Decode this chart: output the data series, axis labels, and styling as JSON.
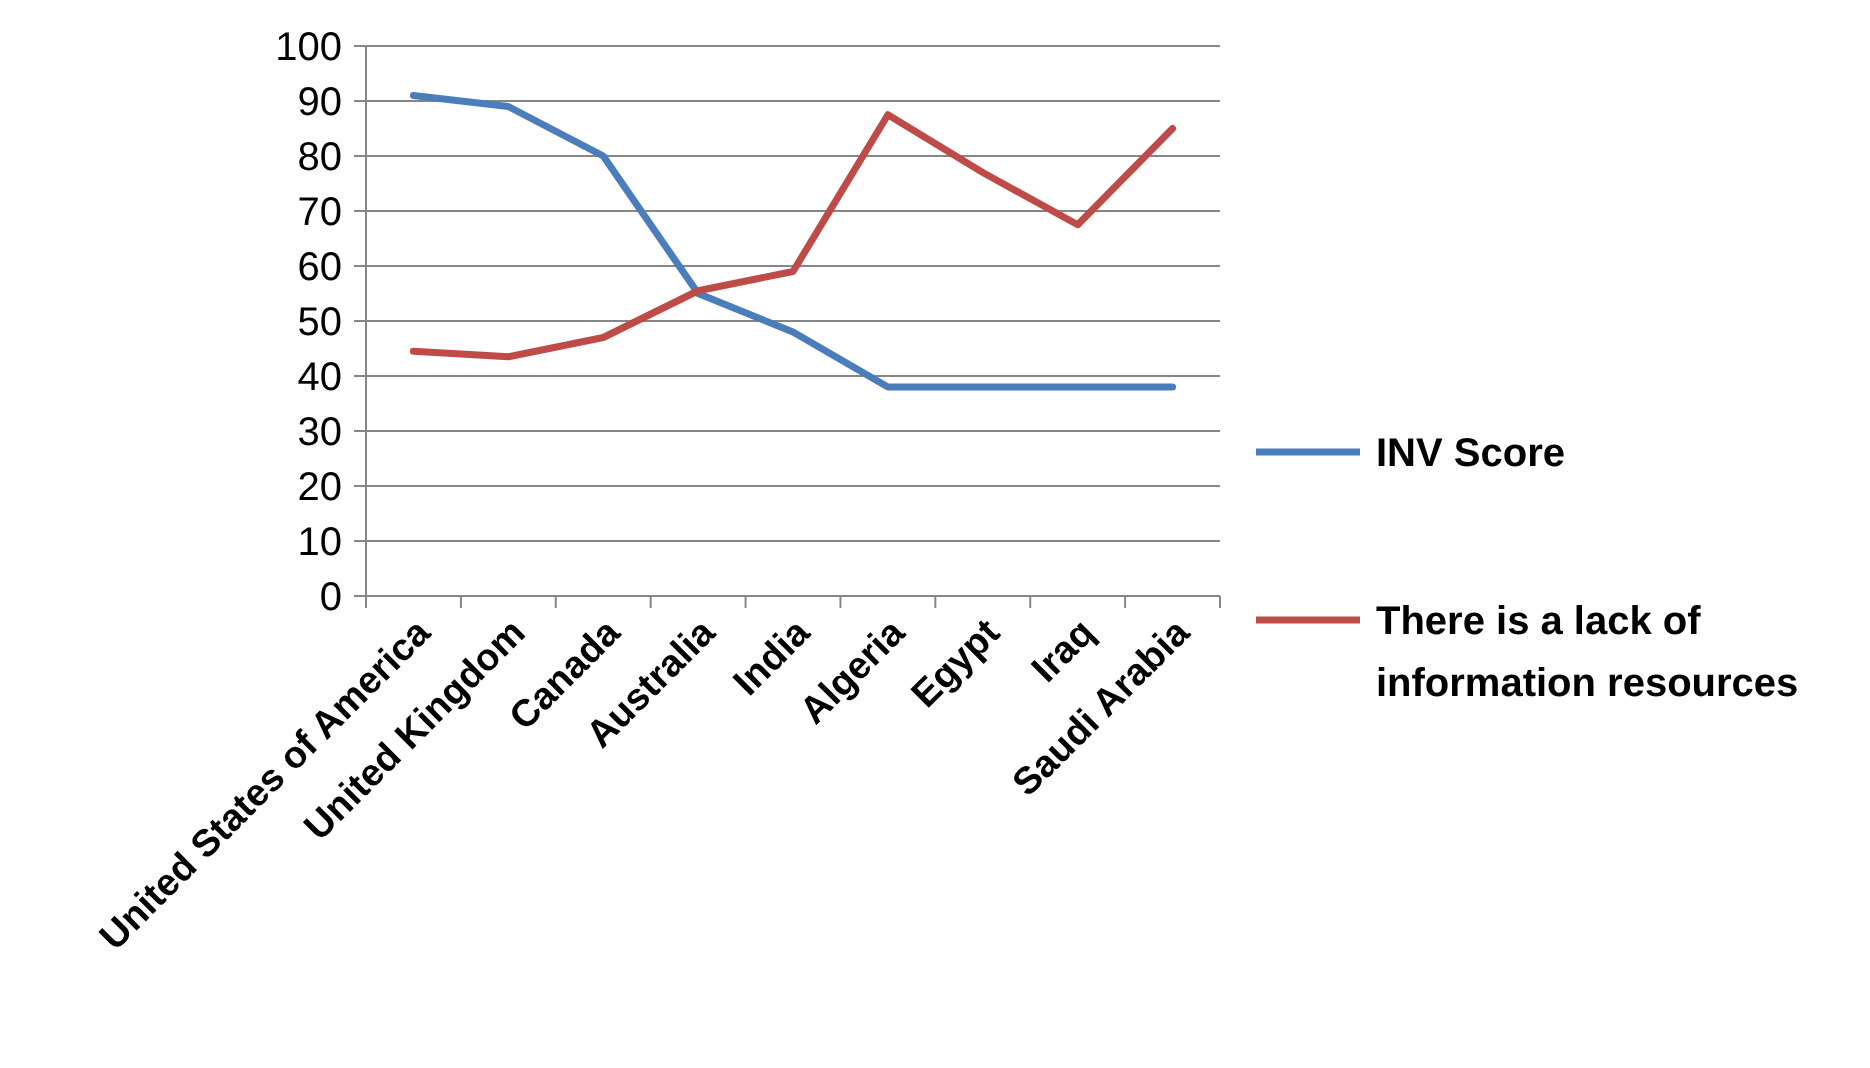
{
  "chart_data": {
    "type": "line",
    "categories": [
      "United States of America",
      "United Kingdom",
      "Canada",
      "Australia",
      "India",
      "Algeria",
      "Egypt",
      "Iraq",
      "Saudi Arabia"
    ],
    "series": [
      {
        "name": "INV Score",
        "color": "#4a7ebb",
        "values": [
          91,
          89,
          80,
          55,
          48,
          38,
          38,
          38,
          38
        ]
      },
      {
        "name": "There is a lack of information resources",
        "color": "#be4b48",
        "values": [
          44.5,
          43.5,
          47,
          55.5,
          59,
          87.5,
          77,
          67.5,
          85
        ]
      }
    ],
    "ylim": [
      0,
      100
    ],
    "yticks": [
      0,
      10,
      20,
      30,
      40,
      50,
      60,
      70,
      80,
      90,
      100
    ],
    "grid": "y",
    "legend": "right",
    "marker": "none",
    "line_style": "solid"
  }
}
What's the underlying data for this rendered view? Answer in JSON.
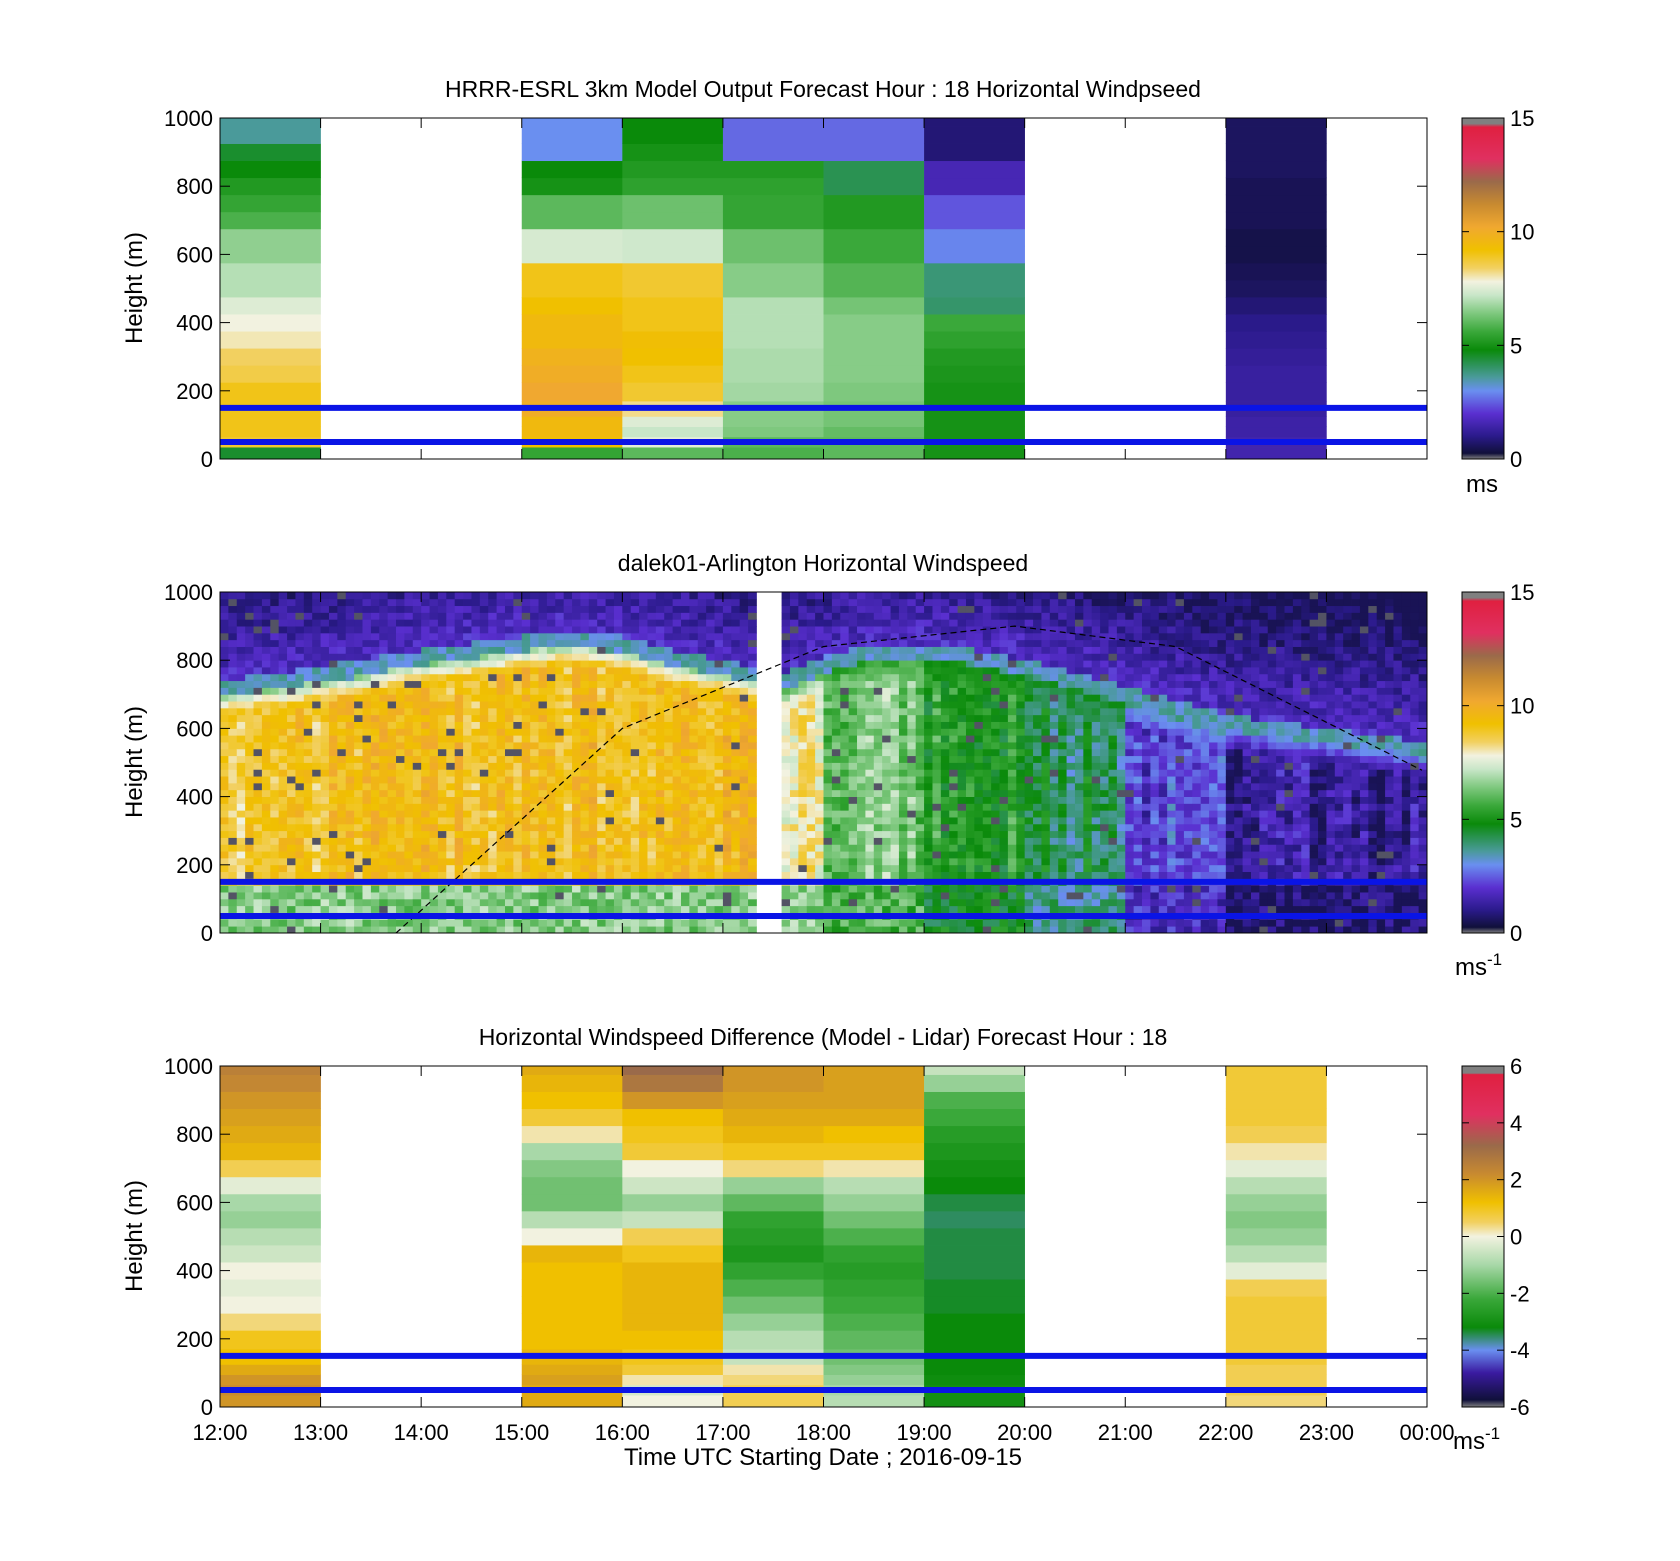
{
  "colors": {
    "windspeed_scale": [
      "#10103a",
      "#2a1a8a",
      "#5a2fd0",
      "#6a8ff0",
      "#4a9a9a",
      "#0a8a0a",
      "#3aa83a",
      "#7ec87e",
      "#c8e6c8",
      "#f2f2e0",
      "#f2d060",
      "#f0c000",
      "#f0a830",
      "#c88a30",
      "#9a6a4a",
      "#e03060",
      "#e02040",
      "#808080"
    ],
    "difference_scale": [
      "#808080",
      "#10103a",
      "#3a1aa0",
      "#6a8ff0",
      "#0a8a0a",
      "#3aa83a",
      "#a8d8a8",
      "#f2f2e0",
      "#f2d060",
      "#f0c000",
      "#c88a30",
      "#9a6a4a",
      "#e03060",
      "#e02040",
      "#808080"
    ],
    "reference_line": "#0a14e6"
  },
  "chart_data": [
    {
      "type": "heatmap",
      "title": "HRRR-ESRL 3km Model Output   Forecast Hour : 18 Horizontal Windpseed",
      "ylabel": "Height (m)",
      "ylim": [
        0,
        1000
      ],
      "yticks": [
        "0",
        "200",
        "400",
        "600",
        "800",
        "1000"
      ],
      "colorbar": {
        "label": "ms",
        "ticks": [
          "0",
          "5",
          "10",
          "15"
        ],
        "range": [
          0,
          15
        ]
      },
      "reference_lines_m": [
        50,
        150
      ],
      "x_hours_utc": [
        12,
        13,
        15,
        16,
        17,
        18,
        19,
        22
      ],
      "heights_m": [
        20,
        50,
        80,
        110,
        140,
        200,
        250,
        300,
        350,
        400,
        450,
        500,
        550,
        600,
        650,
        700,
        750,
        800,
        850,
        900,
        950,
        1000
      ],
      "values": [
        [
          4.5,
          8.8,
          9.0,
          9.0,
          9.0,
          9.0,
          8.6,
          8.4,
          8.0,
          7.8,
          7.5,
          7.0,
          7.0,
          6.6,
          6.6,
          5.8,
          5.5,
          5.2,
          4.8,
          4.5,
          3.6,
          3.6
        ],
        null,
        [
          5.5,
          9.2,
          9.5,
          9.5,
          10.0,
          10.2,
          10.0,
          9.8,
          9.5,
          9.5,
          9.2,
          9.0,
          9.0,
          7.4,
          7.4,
          6.0,
          6.0,
          5.0,
          4.8,
          3.0,
          3.0,
          3.0
        ],
        [
          6.0,
          7.6,
          7.2,
          7.5,
          8.2,
          8.8,
          9.0,
          9.2,
          9.3,
          9.0,
          9.0,
          8.8,
          8.8,
          7.3,
          7.3,
          6.2,
          6.2,
          5.4,
          5.2,
          5.0,
          4.8,
          4.8
        ],
        [
          5.8,
          6.0,
          6.4,
          6.5,
          6.5,
          6.8,
          6.9,
          6.9,
          7.0,
          7.0,
          7.0,
          6.5,
          6.5,
          6.2,
          6.2,
          5.5,
          5.5,
          5.4,
          5.2,
          2.6,
          2.6,
          2.6
        ],
        [
          6.0,
          6.0,
          6.1,
          6.3,
          6.3,
          6.4,
          6.5,
          6.5,
          6.5,
          6.5,
          6.3,
          5.9,
          5.9,
          5.6,
          5.6,
          5.2,
          5.2,
          4.2,
          4.2,
          2.6,
          2.6,
          2.6
        ],
        [
          5.0,
          5.0,
          5.0,
          5.0,
          5.0,
          5.0,
          5.1,
          5.2,
          5.4,
          5.6,
          4.0,
          3.9,
          3.9,
          2.9,
          2.9,
          2.4,
          2.4,
          1.6,
          1.6,
          0.8,
          0.8,
          0.8
        ],
        [
          1.5,
          1.5,
          1.4,
          1.4,
          1.3,
          1.3,
          1.3,
          1.2,
          1.1,
          1.0,
          0.8,
          0.6,
          0.5,
          0.4,
          0.4,
          0.5,
          0.5,
          0.5,
          0.6,
          0.6,
          0.6,
          0.6
        ]
      ]
    },
    {
      "type": "heatmap",
      "title": "dalek01-Arlington  Horizontal Windspeed",
      "ylabel": "Height (m)",
      "ylim": [
        0,
        1000
      ],
      "yticks": [
        "0",
        "200",
        "400",
        "600",
        "800",
        "1000"
      ],
      "colorbar": {
        "label": "ms",
        "label_exponent": "-1",
        "ticks": [
          "0",
          "5",
          "10",
          "15"
        ],
        "range": [
          0,
          15
        ]
      },
      "reference_lines_m": [
        50,
        150
      ],
      "data_gap_utc": [
        17.3,
        17.6
      ],
      "jet_top_m": [
        [
          12.0,
          700
        ],
        [
          13.0,
          740
        ],
        [
          14.0,
          790
        ],
        [
          15.0,
          830
        ],
        [
          15.5,
          850
        ],
        [
          16.0,
          830
        ],
        [
          16.5,
          790
        ],
        [
          17.0,
          760
        ],
        [
          17.6,
          720
        ],
        [
          18.0,
          770
        ],
        [
          18.5,
          810
        ],
        [
          19.0,
          810
        ],
        [
          19.5,
          790
        ],
        [
          20.0,
          760
        ],
        [
          20.5,
          720
        ],
        [
          21.0,
          680
        ],
        [
          21.5,
          640
        ],
        [
          22.0,
          600
        ],
        [
          23.0,
          560
        ],
        [
          24.0,
          520
        ]
      ],
      "zones": [
        {
          "start_utc": 12.0,
          "end_utc": 13.5,
          "speed_ms": 9.0
        },
        {
          "start_utc": 13.5,
          "end_utc": 17.3,
          "speed_ms": 9.3
        },
        {
          "start_utc": 17.6,
          "end_utc": 18.0,
          "speed_ms": 7.8
        },
        {
          "start_utc": 18.0,
          "end_utc": 19.0,
          "speed_ms": 6.3
        },
        {
          "start_utc": 19.0,
          "end_utc": 20.0,
          "speed_ms": 5.2
        },
        {
          "start_utc": 20.0,
          "end_utc": 21.0,
          "speed_ms": 4.2
        },
        {
          "start_utc": 21.0,
          "end_utc": 22.0,
          "speed_ms": 2.3
        },
        {
          "start_utc": 22.0,
          "end_utc": 24.0,
          "speed_ms": 1.2
        }
      ],
      "solar_arc_utc": [
        [
          13.75,
          0
        ],
        [
          16.0,
          600
        ],
        [
          18.0,
          840
        ],
        [
          19.9,
          900
        ],
        [
          21.5,
          840
        ],
        [
          24.0,
          470
        ]
      ]
    },
    {
      "type": "heatmap",
      "title": "Horizontal Windspeed Difference (Model - Lidar) Forecast Hour : 18",
      "ylabel": "Height (m)",
      "xlabel": "Time UTC  Starting Date ; 2016-09-15",
      "xticks": [
        "12:00",
        "13:00",
        "14:00",
        "15:00",
        "16:00",
        "17:00",
        "18:00",
        "19:00",
        "20:00",
        "21:00",
        "22:00",
        "23:00",
        "00:00"
      ],
      "ylim": [
        0,
        1000
      ],
      "yticks": [
        "0",
        "200",
        "400",
        "600",
        "800",
        "1000"
      ],
      "colorbar": {
        "label": "ms",
        "label_exponent": "-1",
        "ticks": [
          "-6",
          "-4",
          "-2",
          "0",
          "2",
          "4",
          "6"
        ],
        "range": [
          -6,
          6
        ]
      },
      "reference_lines_m": [
        50,
        150
      ],
      "x_hours_utc": [
        12,
        13,
        15,
        16,
        17,
        18,
        19,
        22
      ],
      "heights_m": [
        20,
        50,
        80,
        110,
        140,
        200,
        250,
        300,
        350,
        400,
        450,
        500,
        550,
        600,
        650,
        700,
        750,
        800,
        850,
        900,
        950,
        1000
      ],
      "values": [
        [
          2.0,
          2.2,
          2.0,
          1.6,
          1.2,
          1.0,
          0.4,
          0.0,
          -0.2,
          0.0,
          -0.5,
          -0.8,
          -1.2,
          -1.0,
          -0.2,
          0.6,
          1.4,
          1.6,
          1.8,
          2.0,
          2.3,
          2.5
        ],
        null,
        [
          1.6,
          1.6,
          1.8,
          1.6,
          1.4,
          1.2,
          1.2,
          1.2,
          1.2,
          1.2,
          1.4,
          0.0,
          -0.8,
          -1.6,
          -1.6,
          -1.4,
          -1.0,
          0.2,
          0.8,
          1.2,
          1.4,
          1.6
        ],
        [
          0.0,
          -0.4,
          0.2,
          0.8,
          1.0,
          1.2,
          1.4,
          1.4,
          1.4,
          1.4,
          1.0,
          0.6,
          -0.6,
          -1.2,
          -0.5,
          0.0,
          0.8,
          1.0,
          1.2,
          2.0,
          2.8,
          3.2
        ],
        [
          0.6,
          0.6,
          0.4,
          0.2,
          -0.6,
          -0.8,
          -1.2,
          -1.6,
          -2.0,
          -2.4,
          -2.8,
          -2.6,
          -2.4,
          -1.8,
          -1.2,
          0.4,
          1.0,
          1.4,
          1.6,
          1.8,
          2.0,
          2.0
        ],
        [
          -0.8,
          -1.0,
          -1.2,
          -1.4,
          -1.6,
          -1.8,
          -2.0,
          -2.2,
          -2.4,
          -2.6,
          -2.4,
          -2.0,
          -1.6,
          -1.2,
          -0.8,
          0.2,
          1.0,
          1.2,
          1.6,
          1.8,
          1.8,
          1.8
        ],
        [
          -3.0,
          -3.0,
          -3.1,
          -3.2,
          -3.2,
          -3.2,
          -3.2,
          -3.3,
          -3.3,
          -3.4,
          -3.4,
          -3.4,
          -3.5,
          -3.4,
          -3.2,
          -3.0,
          -2.8,
          -2.6,
          -2.2,
          -2.0,
          -1.2,
          -0.6
        ],
        [
          0.4,
          0.6,
          0.6,
          0.6,
          0.8,
          0.8,
          0.8,
          0.8,
          0.6,
          -0.2,
          -0.8,
          -1.2,
          -1.4,
          -1.2,
          -0.8,
          -0.2,
          0.2,
          0.6,
          0.8,
          0.8,
          0.8,
          0.8
        ]
      ]
    }
  ]
}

-=-=-

**Prompt:** Collect the lines of the data that carry the word "series".

**Reply:**
Decode this chart: output the data series, axis labels, and styling as JSON.
    "series": [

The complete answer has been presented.